TAREFAS OBRIGATÓRIAS:
A) Pode devolver sem nenhuma alteração a parte do texto sobre Rafah que começa nas palavras "A cada dia, mais" e para logo depois de "dinheiro para Gaza."?
B) Como fica em inglês esta frase do texto sobre Rafah? "Isso levou o governo de Joe Biden a interromper a entrega de 3,5 mil bombas."

A cada dia, mais pessoas fogem de ­Rafah, desde que as Forças de Defesa de Israel ordenaram a evacuação dos bairros do leste, pouco antes de tomarem o cruzamento de fronteira com o Egito, a leste da cidade, na terça-feira 7. Segundo as FDI, foi uma “operação precisa e limitada” para impedir o contrabando pelo Hamas de armas ou dinheiro para Gaza.

Eram 280 mil palestinos em fuga, segundo estimativa de funcionários das Nações Unidas, com quase metade desse contingente saindo da cidade em 24 horas. O ataque da semana anterior parece ter sido apenas um prenúncio da grande ofensiva prometida por Israel, apesar dos repetidos apelos à contenção por parte da ONU, de agências humanitárias e de aliados próximos.

Benjamin Netanyahu, o primeiro-ministro israelense, rejeitou a pressão dos EUA para adiar um ataque em grande escala a Rafah, dizendo que o Hamas baseou lá a maioria de seus principais líderes e as forças remanescentes. Isso levou o governo de Joe Biden a interromper a entrega de 3,5 mil bombas. Na semana passada, Netanyahu disse que Israel “resistiria sozinho” e lutaria com “as unhas”, se necessário.

LINHAS EXTRAÍDAS:
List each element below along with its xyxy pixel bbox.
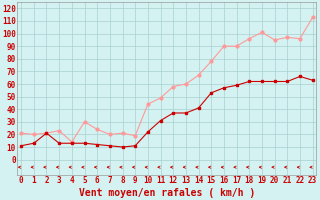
X-axis label: Vent moyen/en rafales ( km/h ): Vent moyen/en rafales ( km/h ): [79, 188, 255, 198]
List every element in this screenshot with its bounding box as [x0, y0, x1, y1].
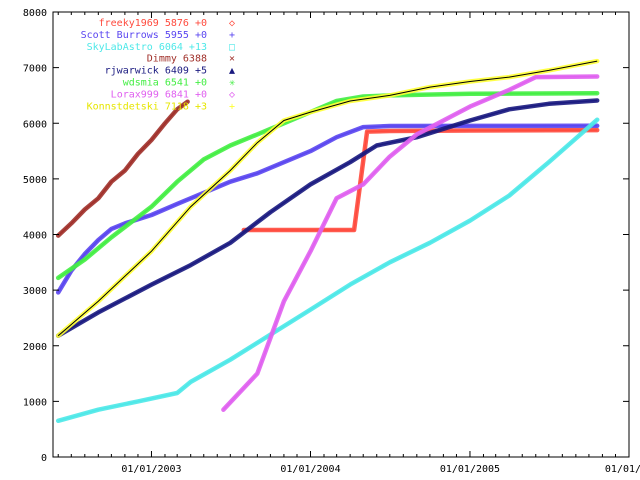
y-tick-label-4: 4000 [23, 231, 47, 242]
y-tick-label-6: 6000 [23, 119, 47, 130]
series-core-1 [57, 125, 598, 293]
ticks-layer: 0 1000 2000 3000 4000 5000 6000 7000 8000 01/01/2… [23, 8, 640, 475]
series-core-6 [222, 75, 598, 411]
legend-marker-3: × [229, 54, 235, 65]
series-core-3 [57, 101, 189, 237]
legend-entry-0: freeky1969 5876 +0 [99, 18, 207, 29]
legend-marker-2: □ [229, 42, 235, 53]
y-tick-label-2: 2000 [23, 342, 47, 353]
y-tick-label-1: 1000 [23, 397, 47, 408]
y-tick-label-8: 8000 [23, 8, 47, 19]
y-tick-label-3: 3000 [23, 286, 47, 297]
x-tick-label-1: 01/01/2004 [280, 464, 340, 475]
legend-marker-7: + [229, 101, 235, 112]
series-core-4 [57, 99, 598, 337]
y-tick-label-5: 5000 [23, 175, 47, 186]
legend-marker-6: ◇ [229, 89, 235, 100]
legend-entry-5: wdsmia 6541 +0 [123, 78, 207, 89]
legend-entry-2: SkyLabAstro 6064 +13 [87, 42, 207, 53]
legend-entry-1: Scott Burrows 5955 +0 [81, 30, 207, 41]
series-core-2 [57, 119, 598, 422]
x-tick-label-3: 01/01/20 [605, 464, 640, 475]
series-core-0 [243, 129, 598, 231]
legend-marker-4: ▲ [229, 66, 235, 77]
legend-entry-7: Konnstdetski 7118 +3 [87, 101, 207, 112]
legend-entry-6: Lorax999 6841 +0 [111, 89, 207, 100]
y-tick-label-7: 7000 [23, 64, 47, 75]
legend: freeky1969 5876 +0 ◇ Scott Burrows 5955 +0… [81, 18, 235, 112]
series-core-7 [57, 60, 598, 337]
legend-marker-5: ✳ [229, 78, 235, 89]
legend-marker-1: + [229, 30, 235, 41]
y-tick-label-0: 0 [41, 453, 47, 464]
legend-entry-3: Dimmy 6388 [147, 54, 207, 65]
series-layer [55, 58, 600, 424]
legend-entry-4: rjwarwick 6409 +5 [105, 66, 207, 77]
x-tick-label-2: 01/01/2005 [440, 464, 500, 475]
x-tick-label-0: 01/01/2003 [121, 464, 181, 475]
legend-marker-0: ◇ [229, 18, 235, 29]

RESULTADOS POR TAREFA:
A)
A cada dia, mais pessoas fogem de ­Rafah, desde que as Forças de Defesa de Israel ordenaram a evacuação dos bairros do leste, pouco antes de tomarem o cruzamento de fronteira com o Egito, a leste da cidade, na terça-feira 7. Segundo as FDI, foi uma “operação precisa e limitada” para impedir o contrabando pelo Hamas de armas ou dinheiro para Gaza.

B) This led the Joe Biden administration to halt the delivery of 3,500 bombs.